» **WHAT IS REQUIRED**
Write out all of the data exactly as it appears.

***** DATASET ENTRIES

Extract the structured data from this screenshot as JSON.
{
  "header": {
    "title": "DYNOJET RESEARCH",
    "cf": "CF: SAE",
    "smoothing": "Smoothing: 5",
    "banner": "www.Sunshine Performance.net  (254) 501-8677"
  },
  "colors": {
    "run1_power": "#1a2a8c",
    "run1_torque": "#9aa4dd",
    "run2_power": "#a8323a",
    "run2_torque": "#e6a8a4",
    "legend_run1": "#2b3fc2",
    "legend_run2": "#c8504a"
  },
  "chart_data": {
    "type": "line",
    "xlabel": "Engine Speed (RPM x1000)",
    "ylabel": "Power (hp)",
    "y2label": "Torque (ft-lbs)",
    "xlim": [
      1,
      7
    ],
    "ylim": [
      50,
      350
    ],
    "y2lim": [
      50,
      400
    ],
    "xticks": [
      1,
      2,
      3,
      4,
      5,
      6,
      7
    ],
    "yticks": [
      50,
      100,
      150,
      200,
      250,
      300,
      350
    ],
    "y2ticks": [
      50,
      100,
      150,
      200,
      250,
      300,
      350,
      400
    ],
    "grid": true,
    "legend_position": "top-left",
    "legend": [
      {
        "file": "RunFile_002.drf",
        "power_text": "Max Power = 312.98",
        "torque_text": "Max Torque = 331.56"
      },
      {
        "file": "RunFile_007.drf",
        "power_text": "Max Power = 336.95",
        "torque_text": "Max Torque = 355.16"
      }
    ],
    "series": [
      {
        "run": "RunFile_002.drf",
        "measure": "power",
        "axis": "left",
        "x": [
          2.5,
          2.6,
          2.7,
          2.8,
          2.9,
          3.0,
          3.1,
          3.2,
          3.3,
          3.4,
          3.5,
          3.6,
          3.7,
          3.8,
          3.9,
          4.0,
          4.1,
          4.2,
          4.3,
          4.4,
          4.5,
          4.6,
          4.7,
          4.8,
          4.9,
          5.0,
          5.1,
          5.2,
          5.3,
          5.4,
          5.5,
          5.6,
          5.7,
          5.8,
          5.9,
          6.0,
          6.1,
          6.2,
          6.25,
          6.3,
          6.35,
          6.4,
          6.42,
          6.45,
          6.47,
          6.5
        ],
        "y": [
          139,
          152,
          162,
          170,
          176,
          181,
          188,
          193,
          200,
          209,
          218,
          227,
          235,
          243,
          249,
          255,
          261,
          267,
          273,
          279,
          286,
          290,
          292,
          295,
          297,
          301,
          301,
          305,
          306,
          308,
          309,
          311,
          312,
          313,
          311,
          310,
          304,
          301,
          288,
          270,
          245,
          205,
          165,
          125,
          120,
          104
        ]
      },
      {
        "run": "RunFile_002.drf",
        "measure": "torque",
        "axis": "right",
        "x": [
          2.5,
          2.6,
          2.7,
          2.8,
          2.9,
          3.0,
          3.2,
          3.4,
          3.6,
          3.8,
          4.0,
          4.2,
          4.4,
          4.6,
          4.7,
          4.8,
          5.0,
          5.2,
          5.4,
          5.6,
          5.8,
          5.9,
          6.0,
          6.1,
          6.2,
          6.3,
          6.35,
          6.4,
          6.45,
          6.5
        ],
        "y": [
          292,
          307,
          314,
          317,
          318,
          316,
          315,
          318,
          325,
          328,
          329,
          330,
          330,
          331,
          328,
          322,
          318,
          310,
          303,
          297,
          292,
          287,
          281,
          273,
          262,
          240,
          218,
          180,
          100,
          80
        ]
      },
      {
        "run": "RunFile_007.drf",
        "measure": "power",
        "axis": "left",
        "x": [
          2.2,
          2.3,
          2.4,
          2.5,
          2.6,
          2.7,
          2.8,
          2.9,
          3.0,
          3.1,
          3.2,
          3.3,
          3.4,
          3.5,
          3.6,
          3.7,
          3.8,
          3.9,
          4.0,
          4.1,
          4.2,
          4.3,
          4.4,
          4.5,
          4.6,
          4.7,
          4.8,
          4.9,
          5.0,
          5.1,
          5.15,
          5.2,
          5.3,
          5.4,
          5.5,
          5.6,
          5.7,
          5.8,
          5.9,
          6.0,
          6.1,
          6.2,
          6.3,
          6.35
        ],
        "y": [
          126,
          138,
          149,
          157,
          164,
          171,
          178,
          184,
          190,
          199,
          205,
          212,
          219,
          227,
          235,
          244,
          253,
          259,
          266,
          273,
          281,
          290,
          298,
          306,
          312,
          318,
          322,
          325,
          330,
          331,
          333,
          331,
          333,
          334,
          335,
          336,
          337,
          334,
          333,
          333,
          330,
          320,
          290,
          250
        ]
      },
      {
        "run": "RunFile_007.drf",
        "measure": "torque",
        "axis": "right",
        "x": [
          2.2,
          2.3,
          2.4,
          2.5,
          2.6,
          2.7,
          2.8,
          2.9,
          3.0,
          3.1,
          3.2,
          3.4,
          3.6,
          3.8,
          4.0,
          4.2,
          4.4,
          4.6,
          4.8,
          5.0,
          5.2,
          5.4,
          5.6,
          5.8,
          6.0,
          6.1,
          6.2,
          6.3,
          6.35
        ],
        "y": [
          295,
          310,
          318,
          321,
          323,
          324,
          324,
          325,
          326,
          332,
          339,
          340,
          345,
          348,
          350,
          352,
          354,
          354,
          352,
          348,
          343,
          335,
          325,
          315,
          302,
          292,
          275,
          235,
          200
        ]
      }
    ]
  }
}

**********

» **TASK RESULT**
Extract the structured data from this screenshot as JSON.
{
  "header": {
    "title": "DYNOJET RESEARCH",
    "cf": "CF: SAE",
    "smoothing": "Smoothing: 5",
    "banner": "www.Sunshine Performance.net  (254) 501-8677"
  },
  "colors": {
    "run1_power": "#1a2a8c",
    "run1_torque": "#9aa4dd",
    "run2_power": "#a8323a",
    "run2_torque": "#e6a8a4",
    "legend_run1": "#2b3fc2",
    "legend_run2": "#c8504a"
  },
  "chart_data": {
    "type": "line",
    "xlabel": "Engine Speed (RPM x1000)",
    "ylabel": "Power (hp)",
    "y2label": "Torque (ft-lbs)",
    "xlim": [
      1,
      7
    ],
    "ylim": [
      50,
      350
    ],
    "y2lim": [
      50,
      400
    ],
    "xticks": [
      1,
      2,
      3,
      4,
      5,
      6,
      7
    ],
    "yticks": [
      50,
      100,
      150,
      200,
      250,
      300,
      350
    ],
    "y2ticks": [
      50,
      100,
      150,
      200,
      250,
      300,
      350,
      400
    ],
    "grid": true,
    "legend_position": "top-left",
    "legend": [
      {
        "file": "RunFile_002.drf",
        "power_text": "Max Power = 312.98",
        "torque_text": "Max Torque = 331.56"
      },
      {
        "file": "RunFile_007.drf",
        "power_text": "Max Power = 336.95",
        "torque_text": "Max Torque = 355.16"
      }
    ],
    "series": [
      {
        "run": "RunFile_002.drf",
        "measure": "power",
        "axis": "left",
        "x": [
          2.5,
          2.6,
          2.7,
          2.8,
          2.9,
          3.0,
          3.1,
          3.2,
          3.3,
          3.4,
          3.5,
          3.6,
          3.7,
          3.8,
          3.9,
          4.0,
          4.1,
          4.2,
          4.3,
          4.4,
          4.5,
          4.6,
          4.7,
          4.8,
          4.9,
          5.0,
          5.1,
          5.2,
          5.3,
          5.4,
          5.5,
          5.6,
          5.7,
          5.8,
          5.9,
          6.0,
          6.1,
          6.2,
          6.25,
          6.3,
          6.35,
          6.4,
          6.42,
          6.45,
          6.47,
          6.5
        ],
        "y": [
          139,
          152,
          162,
          170,
          176,
          181,
          188,
          193,
          200,
          209,
          218,
          227,
          235,
          243,
          249,
          255,
          261,
          267,
          273,
          279,
          286,
          290,
          292,
          295,
          297,
          301,
          301,
          305,
          306,
          308,
          309,
          311,
          312,
          313,
          311,
          310,
          304,
          301,
          288,
          270,
          245,
          205,
          165,
          125,
          120,
          104
        ]
      },
      {
        "run": "RunFile_002.drf",
        "measure": "torque",
        "axis": "right",
        "x": [
          2.5,
          2.6,
          2.7,
          2.8,
          2.9,
          3.0,
          3.2,
          3.4,
          3.6,
          3.8,
          4.0,
          4.2,
          4.4,
          4.6,
          4.7,
          4.8,
          5.0,
          5.2,
          5.4,
          5.6,
          5.8,
          5.9,
          6.0,
          6.1,
          6.2,
          6.3,
          6.35,
          6.4,
          6.45,
          6.5
        ],
        "y": [
          292,
          307,
          314,
          317,
          318,
          316,
          315,
          318,
          325,
          328,
          329,
          330,
          330,
          331,
          328,
          322,
          318,
          310,
          303,
          297,
          292,
          287,
          281,
          273,
          262,
          240,
          218,
          180,
          100,
          80
        ]
      },
      {
        "run": "RunFile_007.drf",
        "measure": "power",
        "axis": "left",
        "x": [
          2.2,
          2.3,
          2.4,
          2.5,
          2.6,
          2.7,
          2.8,
          2.9,
          3.0,
          3.1,
          3.2,
          3.3,
          3.4,
          3.5,
          3.6,
          3.7,
          3.8,
          3.9,
          4.0,
          4.1,
          4.2,
          4.3,
          4.4,
          4.5,
          4.6,
          4.7,
          4.8,
          4.9,
          5.0,
          5.1,
          5.15,
          5.2,
          5.3,
          5.4,
          5.5,
          5.6,
          5.7,
          5.8,
          5.9,
          6.0,
          6.1,
          6.2,
          6.3,
          6.35
        ],
        "y": [
          126,
          138,
          149,
          157,
          164,
          171,
          178,
          184,
          190,
          199,
          205,
          212,
          219,
          227,
          235,
          244,
          253,
          259,
          266,
          273,
          281,
          290,
          298,
          306,
          312,
          318,
          322,
          325,
          330,
          331,
          333,
          331,
          333,
          334,
          335,
          336,
          337,
          334,
          333,
          333,
          330,
          320,
          290,
          250
        ]
      },
      {
        "run": "RunFile_007.drf",
        "measure": "torque",
        "axis": "right",
        "x": [
          2.2,
          2.3,
          2.4,
          2.5,
          2.6,
          2.7,
          2.8,
          2.9,
          3.0,
          3.1,
          3.2,
          3.4,
          3.6,
          3.8,
          4.0,
          4.2,
          4.4,
          4.6,
          4.8,
          5.0,
          5.2,
          5.4,
          5.6,
          5.8,
          6.0,
          6.1,
          6.2,
          6.3,
          6.35
        ],
        "y": [
          295,
          310,
          318,
          321,
          323,
          324,
          324,
          325,
          326,
          332,
          339,
          340,
          345,
          348,
          350,
          352,
          354,
          354,
          352,
          348,
          343,
          335,
          325,
          315,
          302,
          292,
          275,
          235,
          200
        ]
      }
    ]
  }
}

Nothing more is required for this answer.